DATA TO USE:
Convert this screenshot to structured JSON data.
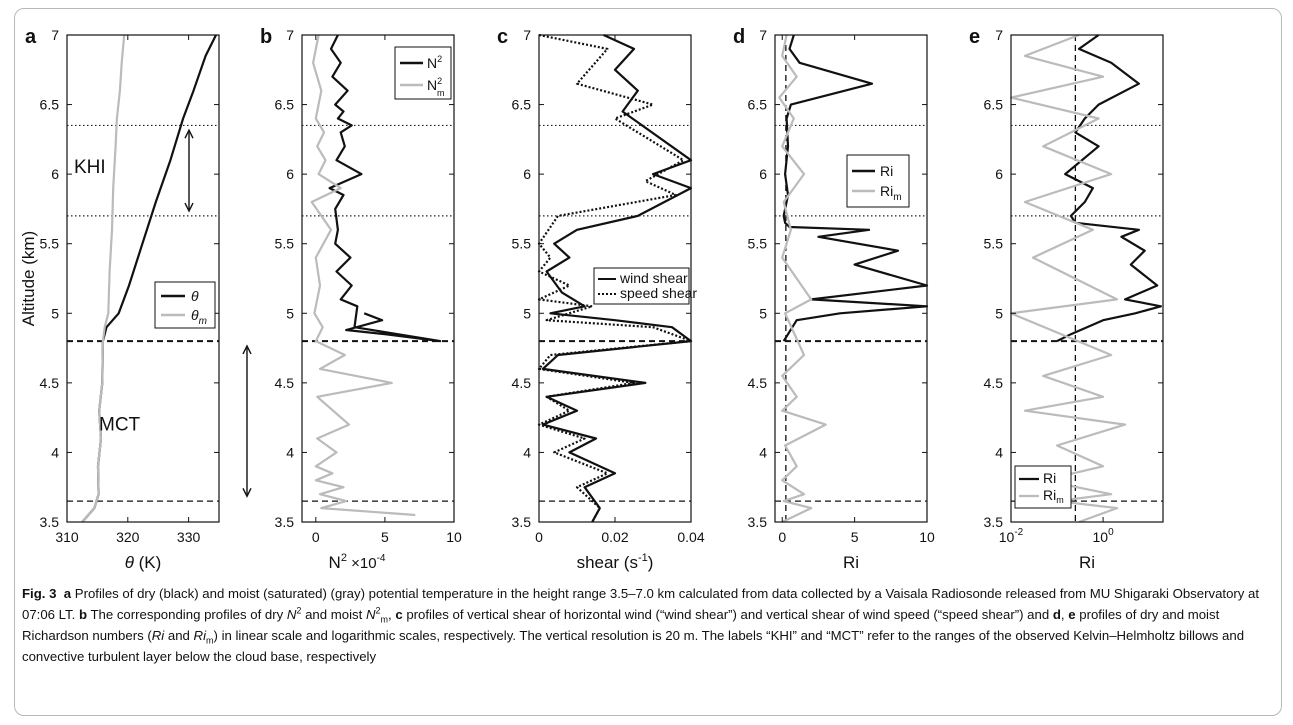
{
  "chart_data": [
    {
      "panel": "a",
      "type": "line",
      "xlabel": "θ (K)",
      "ylabel": "Altitude (km)",
      "xlim": [
        310,
        335
      ],
      "ylim": [
        3.5,
        7
      ],
      "xticks": [
        "310",
        "320",
        "330"
      ],
      "yticks": [
        "3.5",
        "4",
        "4.5",
        "5",
        "5.5",
        "6",
        "6.5",
        "7"
      ],
      "legend": [
        "θ",
        "θm"
      ],
      "legend_position": "center-right",
      "annotations": [
        "KHI",
        "MCT"
      ],
      "series": [
        {
          "name": "θ",
          "color": "#111111",
          "x": [
            312.5,
            314.5,
            315.2,
            315.1,
            315.6,
            315.3,
            315.8,
            315.9,
            316.5,
            318.5,
            320.2,
            322.4,
            324.6,
            327.0,
            329.1,
            330.8,
            332.8,
            334.5
          ],
          "y": [
            3.5,
            3.6,
            3.7,
            3.9,
            4.1,
            4.3,
            4.5,
            4.8,
            4.9,
            5.0,
            5.2,
            5.5,
            5.8,
            6.1,
            6.4,
            6.6,
            6.85,
            7.0
          ]
        },
        {
          "name": "θm",
          "color": "#bbbbbb",
          "x": [
            312.5,
            314.5,
            315.2,
            315.1,
            315.6,
            315.3,
            315.8,
            315.9,
            316.2,
            316.8,
            317.0,
            317.4,
            317.6,
            318.0,
            318.2,
            318.7,
            319.0,
            319.4
          ],
          "y": [
            3.5,
            3.6,
            3.7,
            3.9,
            4.1,
            4.3,
            4.5,
            4.8,
            4.9,
            5.0,
            5.3,
            5.6,
            5.9,
            6.2,
            6.4,
            6.6,
            6.8,
            7.0
          ]
        }
      ]
    },
    {
      "panel": "b",
      "type": "line",
      "xlabel": "N²",
      "xlabel_extra": "×10⁻⁴",
      "xlim": [
        -1,
        10
      ],
      "ylim": [
        3.5,
        7
      ],
      "xticks": [
        "0",
        "5",
        "10"
      ],
      "yticks": [
        "3.5",
        "4",
        "4.5",
        "5",
        "5.5",
        "6",
        "6.5",
        "7"
      ],
      "legend": [
        "N²",
        "N²m"
      ],
      "legend_position": "top-right",
      "series": [
        {
          "name": "N²",
          "color": "#111111",
          "x": [
            1.6,
            1.1,
            1.8,
            1.2,
            2.3,
            1.4,
            2.0,
            1.6,
            2.6,
            1.8,
            2.1,
            1.5,
            3.3,
            1.0,
            2.0,
            1.4,
            1.6,
            1.4,
            2.5,
            1.5,
            2.6,
            1.8,
            3.0,
            2.8,
            9.0,
            5.0,
            2.2,
            4.8,
            3.5
          ],
          "y": [
            7.0,
            6.9,
            6.8,
            6.7,
            6.6,
            6.5,
            6.45,
            6.4,
            6.35,
            6.3,
            6.2,
            6.1,
            6.0,
            5.9,
            5.85,
            5.75,
            5.6,
            5.5,
            5.4,
            5.3,
            5.2,
            5.1,
            5.05,
            4.9,
            4.8,
            4.85,
            4.88,
            4.95,
            5.0
          ]
        },
        {
          "name": "N²m",
          "color": "#bbbbbb",
          "x": [
            0.2,
            -0.2,
            0.4,
            0.0,
            0.6,
            0.1,
            0.7,
            0.2,
            1.8,
            -0.3,
            1.1,
            0.0,
            0.3,
            -0.1,
            0.5,
            0.0,
            2.1,
            0.3,
            5.5,
            0.1,
            2.4,
            0.1,
            1.5,
            0.0,
            1.2,
            0.0,
            2.0,
            0.3,
            2.2,
            0.4,
            7.2
          ],
          "y": [
            7.0,
            6.8,
            6.6,
            6.4,
            6.3,
            6.2,
            6.1,
            6.0,
            5.9,
            5.8,
            5.6,
            5.4,
            5.2,
            5.0,
            4.9,
            4.8,
            4.7,
            4.6,
            4.5,
            4.4,
            4.2,
            4.1,
            4.0,
            3.9,
            3.85,
            3.8,
            3.75,
            3.7,
            3.65,
            3.6,
            3.55
          ]
        }
      ]
    },
    {
      "panel": "c",
      "type": "line",
      "xlabel": "shear (s⁻¹)",
      "xlim": [
        0,
        0.04
      ],
      "ylim": [
        3.5,
        7
      ],
      "xticks": [
        "0",
        "0.02",
        "0.04"
      ],
      "yticks": [
        "3.5",
        "4",
        "4.5",
        "5",
        "5.5",
        "6",
        "6.5",
        "7"
      ],
      "legend": [
        "wind shear",
        "speed shear"
      ],
      "legend_position": "center-right",
      "series": [
        {
          "name": "wind shear",
          "color": "#111111",
          "x": [
            0.017,
            0.025,
            0.02,
            0.026,
            0.022,
            0.04,
            0.03,
            0.04,
            0.026,
            0.01,
            0.004,
            0.008,
            0.002,
            0.006,
            0.012,
            0.003,
            0.02,
            0.035,
            0.04,
            0.005,
            0.001,
            0.028,
            0.002,
            0.01,
            0.001,
            0.015,
            0.008,
            0.02,
            0.012,
            0.016,
            0.014
          ],
          "y": [
            7.0,
            6.9,
            6.75,
            6.6,
            6.45,
            6.1,
            6.0,
            5.9,
            5.7,
            5.6,
            5.5,
            5.4,
            5.3,
            5.15,
            5.05,
            5.0,
            4.95,
            4.9,
            4.8,
            4.7,
            4.6,
            4.5,
            4.4,
            4.3,
            4.2,
            4.1,
            4.0,
            3.85,
            3.75,
            3.6,
            3.5
          ]
        },
        {
          "name": "speed shear",
          "color": "#111111",
          "x": [
            0.0,
            0.018,
            0.01,
            0.03,
            0.02,
            0.038,
            0.028,
            0.036,
            0.005,
            0.0,
            0.003,
            0.0,
            0.008,
            0.0,
            0.014,
            0.002,
            0.03,
            0.04,
            0.003,
            0.0,
            0.025,
            0.002,
            0.008,
            0.0,
            0.012,
            0.004,
            0.018,
            0.01,
            0.016,
            0.014
          ],
          "y": [
            7.0,
            6.9,
            6.65,
            6.5,
            6.4,
            6.1,
            5.95,
            5.85,
            5.7,
            5.5,
            5.4,
            5.3,
            5.2,
            5.1,
            5.05,
            4.95,
            4.9,
            4.8,
            4.7,
            4.6,
            4.5,
            4.4,
            4.3,
            4.2,
            4.1,
            4.0,
            3.85,
            3.75,
            3.6,
            3.5
          ]
        }
      ]
    },
    {
      "panel": "d",
      "type": "line",
      "xlabel": "Ri",
      "xlim": [
        -0.5,
        10
      ],
      "ylim": [
        3.5,
        7
      ],
      "xticks": [
        "0",
        "5",
        "10"
      ],
      "yticks": [
        "3.5",
        "4",
        "4.5",
        "5",
        "5.5",
        "6",
        "6.5",
        "7"
      ],
      "legend": [
        "Ri",
        "Rim"
      ],
      "legend_position": "center-right",
      "series": [
        {
          "name": "Ri",
          "color": "#111111",
          "x": [
            0.8,
            0.5,
            1.2,
            6.2,
            0.6,
            0.3,
            0.4,
            0.2,
            0.4,
            0.1,
            0.2,
            0.5,
            6.0,
            2.5,
            8.0,
            5.0,
            10.0,
            2.0,
            10.0,
            4.0,
            1.0,
            0.4,
            0.1
          ],
          "y": [
            7.0,
            6.9,
            6.8,
            6.65,
            6.5,
            6.4,
            6.2,
            6.0,
            5.85,
            5.7,
            5.65,
            5.62,
            5.6,
            5.55,
            5.45,
            5.35,
            5.2,
            5.1,
            5.05,
            5.0,
            4.95,
            4.85,
            4.8
          ]
        },
        {
          "name": "Rim",
          "color": "#bbbbbb",
          "x": [
            0.3,
            0.0,
            1.0,
            -0.2,
            0.8,
            0.0,
            1.5,
            0.1,
            0.6,
            0.0,
            2.0,
            0.2,
            1.5,
            0.0,
            1.0,
            0.0,
            3.0,
            0.2,
            1.0,
            0.0,
            1.5,
            0.1,
            2.0,
            0.0
          ],
          "y": [
            7.0,
            6.85,
            6.7,
            6.55,
            6.4,
            6.2,
            6.0,
            5.8,
            5.6,
            5.4,
            5.1,
            5.0,
            4.7,
            4.55,
            4.4,
            4.3,
            4.2,
            4.05,
            3.9,
            3.8,
            3.7,
            3.65,
            3.6,
            3.5
          ]
        }
      ]
    },
    {
      "panel": "e",
      "type": "line",
      "xlabel": "Ri",
      "xscale": "log",
      "xlim": [
        0.01,
        20
      ],
      "ylim": [
        3.5,
        7
      ],
      "xticks": [
        "10",
        "10"
      ],
      "xtick_exponents": [
        "-2",
        "0"
      ],
      "yticks": [
        "3.5",
        "4",
        "4.5",
        "5",
        "5.5",
        "6",
        "6.5",
        "7"
      ],
      "legend": [
        "Ri",
        "Rim"
      ],
      "legend_position": "bottom-left",
      "series": [
        {
          "name": "Ri",
          "color": "#111111",
          "x": [
            0.8,
            0.3,
            1.5,
            6.0,
            0.8,
            0.4,
            0.25,
            0.8,
            0.15,
            0.6,
            0.4,
            0.2,
            0.25,
            6.0,
            2.5,
            8.0,
            4.0,
            15.0,
            3.0,
            18.0,
            5.0,
            1.0,
            0.2,
            0.1
          ],
          "y": [
            7.0,
            6.9,
            6.8,
            6.65,
            6.5,
            6.4,
            6.3,
            6.2,
            6.0,
            5.9,
            5.8,
            5.7,
            5.65,
            5.6,
            5.55,
            5.45,
            5.35,
            5.2,
            5.1,
            5.05,
            5.0,
            4.95,
            4.85,
            4.8
          ]
        },
        {
          "name": "Rim",
          "color": "#bbbbbb",
          "x": [
            0.3,
            0.02,
            1.0,
            0.01,
            0.8,
            0.05,
            1.5,
            0.02,
            0.6,
            0.03,
            2.0,
            0.01,
            1.5,
            0.05,
            1.0,
            0.02,
            3.0,
            0.1,
            1.0,
            0.05,
            1.5,
            0.1,
            2.0,
            0.3
          ],
          "y": [
            7.0,
            6.85,
            6.7,
            6.55,
            6.4,
            6.2,
            6.0,
            5.8,
            5.6,
            5.4,
            5.1,
            5.0,
            4.7,
            4.55,
            4.4,
            4.3,
            4.2,
            4.05,
            3.9,
            3.8,
            3.7,
            3.65,
            3.6,
            3.5
          ]
        }
      ]
    }
  ],
  "dotted_lines_km": [
    5.7,
    6.35
  ],
  "dashed_lines_km": [
    3.65,
    4.8
  ],
  "caption": {
    "fig": "Fig. 3",
    "a": "a",
    "a_text": " Profiles of dry (black) and moist (saturated) (gray) potential temperature in the height range 3.5–7.0 km calculated from data collected by a Vaisala Radiosonde released from MU Shigaraki Observatory at 07:06 LT. ",
    "b": "b",
    "b_text": " The corresponding profiles of dry ",
    "n": "N",
    "two": "2",
    "b_text2": " and moist ",
    "m": "m",
    "c": "c",
    "c_text": " profiles of vertical shear of horizontal wind (“wind shear”) and vertical shear of wind speed (“speed shear”) and ",
    "d": "d",
    "comma": ", ",
    "e": "e",
    "de_text": " profiles of dry and moist Richardson numbers (",
    "ri": "Ri",
    "and": " and ",
    "rest": ") in linear scale and logarithmic scales, respectively. The vertical resolution is 20 m. The labels “KHI” and “MCT” refer to the ranges of the observed Kelvin–Helmholtz billows and convective turbulent layer below the cloud base, respectively"
  }
}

TASK DESCRIPTION:
Gather each line in the data that holds the string "wind".

ANSWER TO THE EXERCISE:
        "wind shear",
          "name": "wind shear",
    "c_text": " profiles of vertical shear of horizontal wind (“wind shear”) and vertical shear of wind speed (“speed shear”) and ",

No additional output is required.